>> Start

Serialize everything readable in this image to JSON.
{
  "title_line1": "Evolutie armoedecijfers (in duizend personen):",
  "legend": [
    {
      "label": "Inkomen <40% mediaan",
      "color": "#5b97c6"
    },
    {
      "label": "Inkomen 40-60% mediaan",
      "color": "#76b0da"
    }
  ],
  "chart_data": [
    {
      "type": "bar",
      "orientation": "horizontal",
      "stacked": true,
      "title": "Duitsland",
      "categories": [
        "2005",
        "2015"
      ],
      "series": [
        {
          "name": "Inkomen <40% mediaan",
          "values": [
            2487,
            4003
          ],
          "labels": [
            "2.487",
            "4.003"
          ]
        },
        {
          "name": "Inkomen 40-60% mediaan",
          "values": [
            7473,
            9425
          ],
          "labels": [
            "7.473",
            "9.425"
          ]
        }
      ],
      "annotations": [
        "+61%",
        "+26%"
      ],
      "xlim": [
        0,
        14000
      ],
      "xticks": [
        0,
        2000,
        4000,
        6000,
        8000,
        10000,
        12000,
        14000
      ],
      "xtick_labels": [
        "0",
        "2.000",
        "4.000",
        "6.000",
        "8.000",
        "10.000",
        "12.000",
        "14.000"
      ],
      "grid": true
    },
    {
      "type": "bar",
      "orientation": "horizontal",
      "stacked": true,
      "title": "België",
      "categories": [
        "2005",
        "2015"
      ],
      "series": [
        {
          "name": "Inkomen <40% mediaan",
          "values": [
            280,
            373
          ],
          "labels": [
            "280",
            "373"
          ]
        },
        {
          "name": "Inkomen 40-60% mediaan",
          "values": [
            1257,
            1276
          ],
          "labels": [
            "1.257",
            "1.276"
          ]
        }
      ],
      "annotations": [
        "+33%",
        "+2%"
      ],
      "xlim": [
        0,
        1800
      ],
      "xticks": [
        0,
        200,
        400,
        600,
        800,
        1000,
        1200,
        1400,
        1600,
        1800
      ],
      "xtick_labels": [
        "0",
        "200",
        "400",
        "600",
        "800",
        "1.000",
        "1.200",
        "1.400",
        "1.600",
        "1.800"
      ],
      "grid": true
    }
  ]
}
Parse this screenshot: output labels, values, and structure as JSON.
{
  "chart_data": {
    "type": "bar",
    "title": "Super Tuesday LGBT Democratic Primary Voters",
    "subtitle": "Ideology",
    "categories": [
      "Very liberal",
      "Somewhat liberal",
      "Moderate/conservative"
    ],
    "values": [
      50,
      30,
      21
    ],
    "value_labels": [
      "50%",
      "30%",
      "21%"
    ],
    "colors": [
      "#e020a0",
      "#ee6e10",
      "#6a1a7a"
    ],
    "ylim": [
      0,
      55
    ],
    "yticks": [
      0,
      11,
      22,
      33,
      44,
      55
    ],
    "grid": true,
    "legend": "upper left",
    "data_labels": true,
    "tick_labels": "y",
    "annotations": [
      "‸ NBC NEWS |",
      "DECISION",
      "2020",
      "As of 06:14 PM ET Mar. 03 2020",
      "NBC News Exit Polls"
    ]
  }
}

>> End

• _Brief_
Write out every entry word for word.

• _Full answer_
Serialize everything readable in this image to JSON.
{
  "title_line1": "Evolutie armoedecijfers (in duizend personen):",
  "legend": [
    {
      "label": "Inkomen <40% mediaan",
      "color": "#5b97c6"
    },
    {
      "label": "Inkomen 40-60% mediaan",
      "color": "#76b0da"
    }
  ],
  "chart_data": [
    {
      "type": "bar",
      "orientation": "horizontal",
      "stacked": true,
      "title": "Duitsland",
      "categories": [
        "2005",
        "2015"
      ],
      "series": [
        {
          "name": "Inkomen <40% mediaan",
          "values": [
            2487,
            4003
          ],
          "labels": [
            "2.487",
            "4.003"
          ]
        },
        {
          "name": "Inkomen 40-60% mediaan",
          "values": [
            7473,
            9425
          ],
          "labels": [
            "7.473",
            "9.425"
          ]
        }
      ],
      "annotations": [
        "+61%",
        "+26%"
      ],
      "xlim": [
        0,
        14000
      ],
      "xticks": [
        0,
        2000,
        4000,
        6000,
        8000,
        10000,
        12000,
        14000
      ],
      "xtick_labels": [
        "0",
        "2.000",
        "4.000",
        "6.000",
        "8.000",
        "10.000",
        "12.000",
        "14.000"
      ],
      "grid": true
    },
    {
      "type": "bar",
      "orientation": "horizontal",
      "stacked": true,
      "title": "België",
      "categories": [
        "2005",
        "2015"
      ],
      "series": [
        {
          "name": "Inkomen <40% mediaan",
          "values": [
            280,
            373
          ],
          "labels": [
            "280",
            "373"
          ]
        },
        {
          "name": "Inkomen 40-60% mediaan",
          "values": [
            1257,
            1276
          ],
          "labels": [
            "1.257",
            "1.276"
          ]
        }
      ],
      "annotations": [
        "+33%",
        "+2%"
      ],
      "xlim": [
        0,
        1800
      ],
      "xticks": [
        0,
        200,
        400,
        600,
        800,
        1000,
        1200,
        1400,
        1600,
        1800
      ],
      "xtick_labels": [
        "0",
        "200",
        "400",
        "600",
        "800",
        "1.000",
        "1.200",
        "1.400",
        "1.600",
        "1.800"
      ],
      "grid": true
    }
  ]
}
Parse this screenshot: output labels, values, and structure as JSON.
{
  "chart_data": {
    "type": "bar",
    "title": "Super Tuesday LGBT Democratic Primary Voters",
    "subtitle": "Ideology",
    "categories": [
      "Very liberal",
      "Somewhat liberal",
      "Moderate/conservative"
    ],
    "values": [
      50,
      30,
      21
    ],
    "value_labels": [
      "50%",
      "30%",
      "21%"
    ],
    "colors": [
      "#e020a0",
      "#ee6e10",
      "#6a1a7a"
    ],
    "ylim": [
      0,
      55
    ],
    "yticks": [
      0,
      11,
      22,
      33,
      44,
      55
    ],
    "grid": true,
    "legend": "upper left",
    "data_labels": true,
    "tick_labels": "y",
    "annotations": [
      "‸ NBC NEWS |",
      "DECISION",
      "2020",
      "As of 06:14 PM ET Mar. 03 2020",
      "NBC News Exit Polls"
    ]
  }
}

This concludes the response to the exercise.